*** 抽出データ ***

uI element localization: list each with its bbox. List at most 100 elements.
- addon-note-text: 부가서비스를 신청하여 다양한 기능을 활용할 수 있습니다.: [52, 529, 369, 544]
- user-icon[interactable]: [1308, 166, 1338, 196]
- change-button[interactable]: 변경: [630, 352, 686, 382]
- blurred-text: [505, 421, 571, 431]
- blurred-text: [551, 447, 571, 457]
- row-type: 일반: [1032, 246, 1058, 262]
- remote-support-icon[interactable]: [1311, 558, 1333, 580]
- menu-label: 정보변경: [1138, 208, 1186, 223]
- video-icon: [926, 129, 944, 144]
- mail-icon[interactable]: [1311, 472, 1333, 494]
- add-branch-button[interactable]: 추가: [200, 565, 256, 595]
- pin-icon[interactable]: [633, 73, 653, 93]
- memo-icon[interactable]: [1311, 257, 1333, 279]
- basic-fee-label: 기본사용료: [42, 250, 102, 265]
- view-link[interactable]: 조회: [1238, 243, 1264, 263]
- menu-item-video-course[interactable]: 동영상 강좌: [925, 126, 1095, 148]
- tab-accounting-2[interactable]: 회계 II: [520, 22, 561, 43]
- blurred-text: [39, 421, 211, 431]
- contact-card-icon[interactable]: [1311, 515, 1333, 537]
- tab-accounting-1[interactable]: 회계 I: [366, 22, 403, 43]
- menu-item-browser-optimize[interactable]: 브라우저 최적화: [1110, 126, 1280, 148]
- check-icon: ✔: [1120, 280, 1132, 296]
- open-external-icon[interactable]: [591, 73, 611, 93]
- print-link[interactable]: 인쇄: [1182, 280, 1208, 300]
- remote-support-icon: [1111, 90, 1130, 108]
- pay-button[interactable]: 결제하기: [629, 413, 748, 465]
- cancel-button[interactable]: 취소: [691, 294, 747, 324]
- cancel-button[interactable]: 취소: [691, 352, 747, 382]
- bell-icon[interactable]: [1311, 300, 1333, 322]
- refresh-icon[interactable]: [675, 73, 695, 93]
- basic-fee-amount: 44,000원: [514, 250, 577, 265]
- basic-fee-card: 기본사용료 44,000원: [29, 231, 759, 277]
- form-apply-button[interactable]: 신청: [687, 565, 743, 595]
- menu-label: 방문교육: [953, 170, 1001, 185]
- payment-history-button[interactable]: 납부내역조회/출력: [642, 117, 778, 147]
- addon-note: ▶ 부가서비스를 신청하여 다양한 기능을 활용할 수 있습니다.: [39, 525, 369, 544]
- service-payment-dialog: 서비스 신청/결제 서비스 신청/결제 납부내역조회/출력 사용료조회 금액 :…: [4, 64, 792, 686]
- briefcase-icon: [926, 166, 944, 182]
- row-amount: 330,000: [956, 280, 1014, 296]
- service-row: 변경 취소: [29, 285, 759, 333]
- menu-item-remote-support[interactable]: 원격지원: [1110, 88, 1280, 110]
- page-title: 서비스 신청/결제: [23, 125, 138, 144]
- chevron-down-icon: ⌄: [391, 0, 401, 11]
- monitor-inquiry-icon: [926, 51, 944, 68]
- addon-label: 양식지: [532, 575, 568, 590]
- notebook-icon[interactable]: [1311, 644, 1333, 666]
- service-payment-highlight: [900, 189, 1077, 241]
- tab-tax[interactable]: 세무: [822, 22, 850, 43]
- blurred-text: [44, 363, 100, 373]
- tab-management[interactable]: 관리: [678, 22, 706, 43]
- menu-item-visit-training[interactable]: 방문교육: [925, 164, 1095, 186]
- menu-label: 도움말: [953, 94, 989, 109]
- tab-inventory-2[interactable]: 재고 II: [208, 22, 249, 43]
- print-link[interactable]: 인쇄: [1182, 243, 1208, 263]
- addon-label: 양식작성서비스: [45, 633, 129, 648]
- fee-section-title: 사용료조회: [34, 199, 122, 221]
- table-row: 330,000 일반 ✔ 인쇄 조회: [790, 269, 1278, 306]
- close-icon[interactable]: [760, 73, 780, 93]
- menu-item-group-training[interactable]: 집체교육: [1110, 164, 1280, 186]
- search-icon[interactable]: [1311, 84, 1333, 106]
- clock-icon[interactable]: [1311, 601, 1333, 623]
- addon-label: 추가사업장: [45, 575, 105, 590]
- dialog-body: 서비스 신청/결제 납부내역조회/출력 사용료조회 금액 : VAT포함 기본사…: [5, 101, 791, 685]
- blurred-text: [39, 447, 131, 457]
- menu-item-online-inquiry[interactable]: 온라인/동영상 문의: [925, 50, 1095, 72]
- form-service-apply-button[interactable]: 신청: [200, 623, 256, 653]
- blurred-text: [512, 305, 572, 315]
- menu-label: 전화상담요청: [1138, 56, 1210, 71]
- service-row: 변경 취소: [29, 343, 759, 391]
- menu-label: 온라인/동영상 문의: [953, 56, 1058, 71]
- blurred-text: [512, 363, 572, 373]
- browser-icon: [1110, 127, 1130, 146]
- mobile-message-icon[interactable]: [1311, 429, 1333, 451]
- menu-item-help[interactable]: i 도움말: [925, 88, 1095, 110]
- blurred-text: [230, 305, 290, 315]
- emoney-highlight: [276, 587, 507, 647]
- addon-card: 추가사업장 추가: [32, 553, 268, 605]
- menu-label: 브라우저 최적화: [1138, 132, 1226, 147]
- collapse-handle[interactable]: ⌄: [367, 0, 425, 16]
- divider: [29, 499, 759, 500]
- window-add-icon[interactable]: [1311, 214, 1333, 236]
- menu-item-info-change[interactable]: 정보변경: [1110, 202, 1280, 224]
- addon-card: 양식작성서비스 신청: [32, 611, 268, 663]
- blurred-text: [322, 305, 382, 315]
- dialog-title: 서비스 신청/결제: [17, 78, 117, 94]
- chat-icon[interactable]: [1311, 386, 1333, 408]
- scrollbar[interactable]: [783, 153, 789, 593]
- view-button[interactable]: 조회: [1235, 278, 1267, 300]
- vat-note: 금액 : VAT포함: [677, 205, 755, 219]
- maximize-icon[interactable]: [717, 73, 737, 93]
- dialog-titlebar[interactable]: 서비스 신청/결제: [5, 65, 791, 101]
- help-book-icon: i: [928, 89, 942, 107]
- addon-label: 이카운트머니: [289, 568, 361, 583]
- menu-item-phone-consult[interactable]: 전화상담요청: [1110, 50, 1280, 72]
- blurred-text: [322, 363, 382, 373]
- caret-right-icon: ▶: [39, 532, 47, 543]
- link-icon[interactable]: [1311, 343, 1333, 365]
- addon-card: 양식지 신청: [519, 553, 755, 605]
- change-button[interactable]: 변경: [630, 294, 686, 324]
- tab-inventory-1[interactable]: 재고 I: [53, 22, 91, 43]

***

課題の要件 =>
上の行から文字列「있습니다」を含むものをすべて探し出し、その行をそのまま書き写してください。大文字と小文字は区別します。

解答 =>
- addon-note-text: 부가서비스를 신청하여 다양한 기능을 활용할 수 있습니다.: [52, 529, 369, 544]
- addon-note: ▶ 부가서비스를 신청하여 다양한 기능을 활용할 수 있습니다.: [39, 525, 369, 544]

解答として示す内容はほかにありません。